- [Problem requirements] Only a number is wanted here: the number of lines of the data that include "fonction".

- [Dataset records]
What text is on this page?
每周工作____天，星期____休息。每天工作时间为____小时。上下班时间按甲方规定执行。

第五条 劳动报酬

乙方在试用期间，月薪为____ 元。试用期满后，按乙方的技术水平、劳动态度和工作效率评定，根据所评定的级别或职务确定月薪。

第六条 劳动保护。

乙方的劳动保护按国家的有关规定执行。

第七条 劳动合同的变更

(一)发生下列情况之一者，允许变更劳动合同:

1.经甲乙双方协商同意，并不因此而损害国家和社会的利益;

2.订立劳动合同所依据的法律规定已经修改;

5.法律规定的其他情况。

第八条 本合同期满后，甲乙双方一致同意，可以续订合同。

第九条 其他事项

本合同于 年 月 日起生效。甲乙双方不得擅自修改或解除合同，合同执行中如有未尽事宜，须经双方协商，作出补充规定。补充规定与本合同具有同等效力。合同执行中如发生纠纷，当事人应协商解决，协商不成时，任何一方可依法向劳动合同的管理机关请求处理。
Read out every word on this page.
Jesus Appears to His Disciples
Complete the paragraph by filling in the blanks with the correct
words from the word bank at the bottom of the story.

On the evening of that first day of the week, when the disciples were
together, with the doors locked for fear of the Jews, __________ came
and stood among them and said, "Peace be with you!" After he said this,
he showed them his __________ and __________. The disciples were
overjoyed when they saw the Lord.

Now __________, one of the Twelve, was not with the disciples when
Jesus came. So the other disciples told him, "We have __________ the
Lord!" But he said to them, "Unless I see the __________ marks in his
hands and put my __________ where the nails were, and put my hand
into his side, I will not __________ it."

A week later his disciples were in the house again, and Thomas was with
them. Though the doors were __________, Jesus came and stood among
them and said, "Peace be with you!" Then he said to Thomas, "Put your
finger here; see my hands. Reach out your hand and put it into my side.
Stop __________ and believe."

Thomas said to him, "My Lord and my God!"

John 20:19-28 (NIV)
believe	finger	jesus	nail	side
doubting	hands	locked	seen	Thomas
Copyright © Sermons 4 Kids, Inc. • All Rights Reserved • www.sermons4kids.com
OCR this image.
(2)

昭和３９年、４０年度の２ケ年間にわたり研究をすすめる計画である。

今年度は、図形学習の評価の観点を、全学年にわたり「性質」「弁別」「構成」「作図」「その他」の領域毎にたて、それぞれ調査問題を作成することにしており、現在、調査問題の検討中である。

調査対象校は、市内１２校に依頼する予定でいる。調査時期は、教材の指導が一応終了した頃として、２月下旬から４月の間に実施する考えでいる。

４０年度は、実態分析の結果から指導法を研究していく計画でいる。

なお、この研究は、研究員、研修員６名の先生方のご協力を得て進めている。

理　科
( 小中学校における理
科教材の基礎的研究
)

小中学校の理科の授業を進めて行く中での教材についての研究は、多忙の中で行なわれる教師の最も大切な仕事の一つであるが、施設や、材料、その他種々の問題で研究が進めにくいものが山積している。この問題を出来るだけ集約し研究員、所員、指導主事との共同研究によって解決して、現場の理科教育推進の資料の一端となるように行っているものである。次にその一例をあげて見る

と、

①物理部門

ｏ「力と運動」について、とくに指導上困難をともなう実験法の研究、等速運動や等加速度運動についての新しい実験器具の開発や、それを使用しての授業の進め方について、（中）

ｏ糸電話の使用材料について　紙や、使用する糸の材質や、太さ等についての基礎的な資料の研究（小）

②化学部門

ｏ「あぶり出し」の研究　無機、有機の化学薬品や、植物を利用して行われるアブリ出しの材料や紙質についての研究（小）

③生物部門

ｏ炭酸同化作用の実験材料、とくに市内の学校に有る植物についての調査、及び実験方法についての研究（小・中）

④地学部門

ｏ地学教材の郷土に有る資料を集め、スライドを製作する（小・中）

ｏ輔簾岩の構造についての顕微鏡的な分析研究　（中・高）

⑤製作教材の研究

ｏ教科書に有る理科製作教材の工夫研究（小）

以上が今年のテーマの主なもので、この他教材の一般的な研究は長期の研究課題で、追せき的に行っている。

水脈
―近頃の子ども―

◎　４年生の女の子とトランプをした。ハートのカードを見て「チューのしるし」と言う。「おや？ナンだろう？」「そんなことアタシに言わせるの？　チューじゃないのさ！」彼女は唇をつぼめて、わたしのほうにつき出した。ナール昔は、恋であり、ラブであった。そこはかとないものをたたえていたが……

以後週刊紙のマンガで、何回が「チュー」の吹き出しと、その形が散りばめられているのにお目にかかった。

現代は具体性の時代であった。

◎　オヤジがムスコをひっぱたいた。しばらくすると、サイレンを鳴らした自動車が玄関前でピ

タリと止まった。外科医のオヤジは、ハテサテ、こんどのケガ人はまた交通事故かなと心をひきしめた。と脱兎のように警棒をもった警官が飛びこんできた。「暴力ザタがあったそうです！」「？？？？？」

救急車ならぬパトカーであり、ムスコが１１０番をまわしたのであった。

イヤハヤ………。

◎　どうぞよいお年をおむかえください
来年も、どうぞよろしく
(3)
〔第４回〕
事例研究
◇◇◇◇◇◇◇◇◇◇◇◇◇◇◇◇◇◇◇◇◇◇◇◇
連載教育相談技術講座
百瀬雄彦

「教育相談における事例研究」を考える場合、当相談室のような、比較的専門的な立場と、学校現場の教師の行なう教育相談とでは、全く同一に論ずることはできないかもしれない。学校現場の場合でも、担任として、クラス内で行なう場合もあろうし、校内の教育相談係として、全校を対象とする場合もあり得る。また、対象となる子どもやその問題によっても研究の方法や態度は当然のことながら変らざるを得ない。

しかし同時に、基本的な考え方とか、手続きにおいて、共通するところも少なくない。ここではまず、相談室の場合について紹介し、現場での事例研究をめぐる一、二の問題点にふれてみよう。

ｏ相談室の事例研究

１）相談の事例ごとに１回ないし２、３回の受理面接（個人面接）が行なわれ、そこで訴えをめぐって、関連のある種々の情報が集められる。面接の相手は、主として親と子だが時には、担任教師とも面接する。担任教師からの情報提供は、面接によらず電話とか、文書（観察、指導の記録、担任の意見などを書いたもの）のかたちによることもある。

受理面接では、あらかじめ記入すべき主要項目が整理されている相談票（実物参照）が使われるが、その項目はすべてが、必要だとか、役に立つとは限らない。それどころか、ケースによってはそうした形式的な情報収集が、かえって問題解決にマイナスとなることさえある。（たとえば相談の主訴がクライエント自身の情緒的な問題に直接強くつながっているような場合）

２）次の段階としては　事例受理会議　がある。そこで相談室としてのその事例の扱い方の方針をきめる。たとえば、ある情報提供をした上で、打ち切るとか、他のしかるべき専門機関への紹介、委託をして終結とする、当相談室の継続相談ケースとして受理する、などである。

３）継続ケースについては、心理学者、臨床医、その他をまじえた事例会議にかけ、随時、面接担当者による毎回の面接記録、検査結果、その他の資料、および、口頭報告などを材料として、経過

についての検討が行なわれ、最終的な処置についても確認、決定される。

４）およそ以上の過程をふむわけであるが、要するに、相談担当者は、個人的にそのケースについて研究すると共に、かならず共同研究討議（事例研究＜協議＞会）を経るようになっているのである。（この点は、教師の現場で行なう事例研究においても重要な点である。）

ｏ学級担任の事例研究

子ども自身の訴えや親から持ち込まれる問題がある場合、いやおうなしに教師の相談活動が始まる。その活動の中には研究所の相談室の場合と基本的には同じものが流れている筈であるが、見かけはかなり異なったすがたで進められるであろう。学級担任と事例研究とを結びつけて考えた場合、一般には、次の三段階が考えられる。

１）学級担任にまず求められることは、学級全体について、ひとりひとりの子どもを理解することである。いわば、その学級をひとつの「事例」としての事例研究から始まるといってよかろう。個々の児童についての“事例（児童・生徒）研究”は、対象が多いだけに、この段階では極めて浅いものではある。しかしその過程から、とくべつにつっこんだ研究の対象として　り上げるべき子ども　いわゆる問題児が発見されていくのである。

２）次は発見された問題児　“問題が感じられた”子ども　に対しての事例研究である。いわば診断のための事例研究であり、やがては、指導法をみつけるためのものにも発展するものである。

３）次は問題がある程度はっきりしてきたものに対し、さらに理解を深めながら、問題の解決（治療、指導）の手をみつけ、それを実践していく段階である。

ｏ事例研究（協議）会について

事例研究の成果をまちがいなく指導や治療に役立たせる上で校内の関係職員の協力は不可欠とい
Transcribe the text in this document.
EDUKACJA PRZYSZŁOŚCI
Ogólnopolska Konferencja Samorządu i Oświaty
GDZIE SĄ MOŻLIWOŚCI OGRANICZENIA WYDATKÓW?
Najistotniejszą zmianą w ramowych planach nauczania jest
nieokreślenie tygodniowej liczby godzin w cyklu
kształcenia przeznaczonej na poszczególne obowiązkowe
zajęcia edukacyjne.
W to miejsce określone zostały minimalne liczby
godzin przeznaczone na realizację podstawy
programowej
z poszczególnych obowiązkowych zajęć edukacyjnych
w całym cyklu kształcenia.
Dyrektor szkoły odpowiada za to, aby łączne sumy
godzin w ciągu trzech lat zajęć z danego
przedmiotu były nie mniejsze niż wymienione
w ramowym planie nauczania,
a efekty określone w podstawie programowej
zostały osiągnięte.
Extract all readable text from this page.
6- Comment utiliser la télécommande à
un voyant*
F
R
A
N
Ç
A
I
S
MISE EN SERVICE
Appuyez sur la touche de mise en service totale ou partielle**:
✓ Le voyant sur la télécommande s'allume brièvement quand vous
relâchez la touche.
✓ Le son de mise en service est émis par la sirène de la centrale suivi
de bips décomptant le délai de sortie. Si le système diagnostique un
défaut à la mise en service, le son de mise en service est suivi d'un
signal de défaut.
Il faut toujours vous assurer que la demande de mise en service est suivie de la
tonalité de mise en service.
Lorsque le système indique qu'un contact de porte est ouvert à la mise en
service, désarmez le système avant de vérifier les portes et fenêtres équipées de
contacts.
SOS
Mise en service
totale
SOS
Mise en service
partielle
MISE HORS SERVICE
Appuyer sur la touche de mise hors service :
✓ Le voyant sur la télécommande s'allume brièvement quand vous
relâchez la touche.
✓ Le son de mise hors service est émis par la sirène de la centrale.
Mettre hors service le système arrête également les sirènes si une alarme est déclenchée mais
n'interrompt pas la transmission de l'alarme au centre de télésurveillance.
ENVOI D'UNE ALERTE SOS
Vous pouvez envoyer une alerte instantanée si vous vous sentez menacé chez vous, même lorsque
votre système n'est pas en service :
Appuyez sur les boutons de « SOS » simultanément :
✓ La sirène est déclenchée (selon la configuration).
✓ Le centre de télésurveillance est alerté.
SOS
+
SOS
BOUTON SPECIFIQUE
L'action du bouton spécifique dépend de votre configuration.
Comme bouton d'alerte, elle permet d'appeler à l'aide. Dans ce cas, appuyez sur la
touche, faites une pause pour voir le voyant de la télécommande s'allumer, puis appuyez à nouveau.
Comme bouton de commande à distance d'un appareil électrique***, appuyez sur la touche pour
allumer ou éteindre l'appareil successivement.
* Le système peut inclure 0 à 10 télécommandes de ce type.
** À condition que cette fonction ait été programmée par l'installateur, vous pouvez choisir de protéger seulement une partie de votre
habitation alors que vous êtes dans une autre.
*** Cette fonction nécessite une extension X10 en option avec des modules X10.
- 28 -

- [Exercise solution] 2